Saved data entries:
========

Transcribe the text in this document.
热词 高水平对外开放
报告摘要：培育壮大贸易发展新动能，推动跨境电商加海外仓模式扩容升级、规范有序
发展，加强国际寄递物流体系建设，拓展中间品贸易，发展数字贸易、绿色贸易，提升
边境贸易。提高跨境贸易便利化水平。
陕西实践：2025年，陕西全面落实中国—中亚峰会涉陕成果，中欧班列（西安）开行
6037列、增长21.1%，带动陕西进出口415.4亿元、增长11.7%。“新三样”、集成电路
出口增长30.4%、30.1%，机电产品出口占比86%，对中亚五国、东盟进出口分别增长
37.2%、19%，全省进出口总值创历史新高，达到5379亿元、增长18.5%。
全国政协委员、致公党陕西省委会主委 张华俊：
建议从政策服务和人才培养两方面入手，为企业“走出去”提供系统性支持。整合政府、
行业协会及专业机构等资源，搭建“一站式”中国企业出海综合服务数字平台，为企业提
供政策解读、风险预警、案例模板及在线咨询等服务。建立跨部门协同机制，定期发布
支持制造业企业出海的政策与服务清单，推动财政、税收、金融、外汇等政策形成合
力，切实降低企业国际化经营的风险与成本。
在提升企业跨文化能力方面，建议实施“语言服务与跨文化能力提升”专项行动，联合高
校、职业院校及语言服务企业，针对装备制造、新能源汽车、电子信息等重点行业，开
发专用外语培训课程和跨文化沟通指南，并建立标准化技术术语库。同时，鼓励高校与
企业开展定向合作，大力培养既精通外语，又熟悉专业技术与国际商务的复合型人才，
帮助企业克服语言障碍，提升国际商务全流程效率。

========

Every record above should be output exactly.

Reply to the task ::
Transcribe the text in this document.
热词 高水平对外开放
报告摘要：培育壮大贸易发展新动能，推动跨境电商加海外仓模式扩容升级、规范有序
发展，加强国际寄递物流体系建设，拓展中间品贸易，发展数字贸易、绿色贸易，提升
边境贸易。提高跨境贸易便利化水平。
陕西实践：2025年，陕西全面落实中国—中亚峰会涉陕成果，中欧班列（西安）开行
6037列、增长21.1%，带动陕西进出口415.4亿元、增长11.7%。“新三样”、集成电路
出口增长30.4%、30.1%，机电产品出口占比86%，对中亚五国、东盟进出口分别增长
37.2%、19%，全省进出口总值创历史新高，达到5379亿元、增长18.5%。
全国政协委员、致公党陕西省委会主委 张华俊：
建议从政策服务和人才培养两方面入手，为企业“走出去”提供系统性支持。整合政府、
行业协会及专业机构等资源，搭建“一站式”中国企业出海综合服务数字平台，为企业提
供政策解读、风险预警、案例模板及在线咨询等服务。建立跨部门协同机制，定期发布
支持制造业企业出海的政策与服务清单，推动财政、税收、金融、外汇等政策形成合
力，切实降低企业国际化经营的风险与成本。
在提升企业跨文化能力方面，建议实施“语言服务与跨文化能力提升”专项行动，联合高
校、职业院校及语言服务企业，针对装备制造、新能源汽车、电子信息等重点行业，开
发专用外语培训课程和跨文化沟通指南，并建立标准化技术术语库。同时，鼓励高校与
企业开展定向合作，大力培养既精通外语，又熟悉专业技术与国际商务的复合型人才，
帮助企业克服语言障碍，提升国际商务全流程效率。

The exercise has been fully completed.